Structured figure records
-- Start --

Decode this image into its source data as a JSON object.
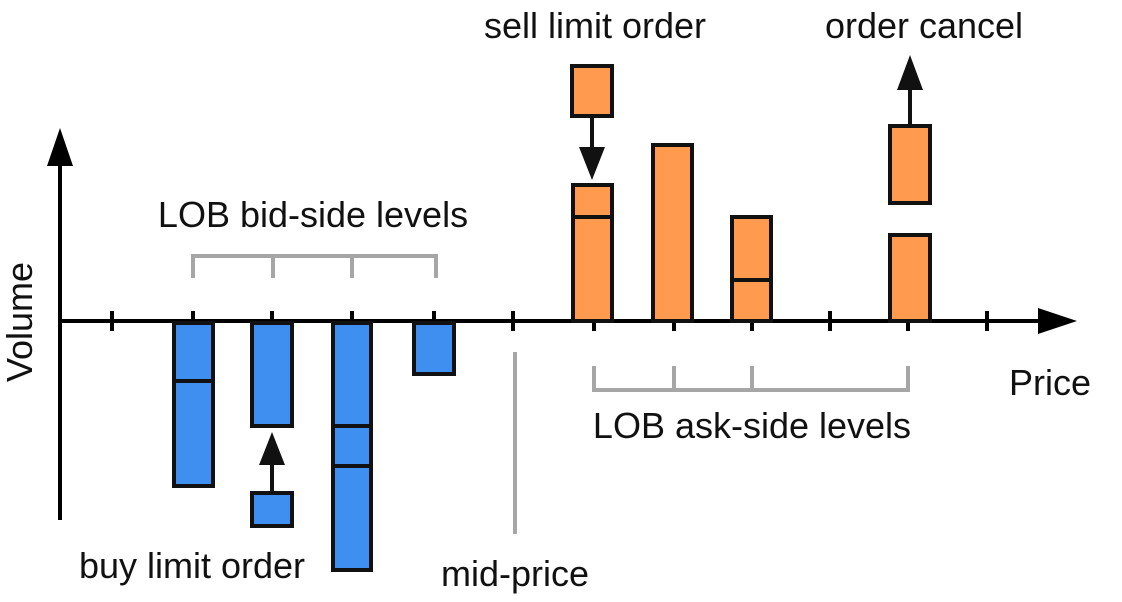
{
  "labels": {
    "y_axis": "Volume",
    "x_axis": "Price",
    "bid_levels": "LOB bid-side levels",
    "ask_levels": "LOB ask-side levels",
    "mid_price": "mid-price",
    "buy_limit_order": "buy limit order",
    "sell_limit_order": "sell limit order",
    "order_cancel": "order cancel"
  },
  "colors": {
    "bid": "#3f8ff0",
    "ask": "#ff9a4f",
    "bracket": "#a6a6a6",
    "outline": "#111111"
  }
}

-- End --

*STATED PROBLEM*.
The pictures in the entries should be left out; output everything else exactly.

*IN RESPONSE*.
Decode this image into its source data as a JSON object.
{
  "labels": {
    "y_axis": "Volume",
    "x_axis": "Price",
    "bid_levels": "LOB bid-side levels",
    "ask_levels": "LOB ask-side levels",
    "mid_price": "mid-price",
    "buy_limit_order": "buy limit order",
    "sell_limit_order": "sell limit order",
    "order_cancel": "order cancel"
  },
  "colors": {
    "bid": "#3f8ff0",
    "ask": "#ff9a4f",
    "bracket": "#a6a6a6",
    "outline": "#111111"
  }
}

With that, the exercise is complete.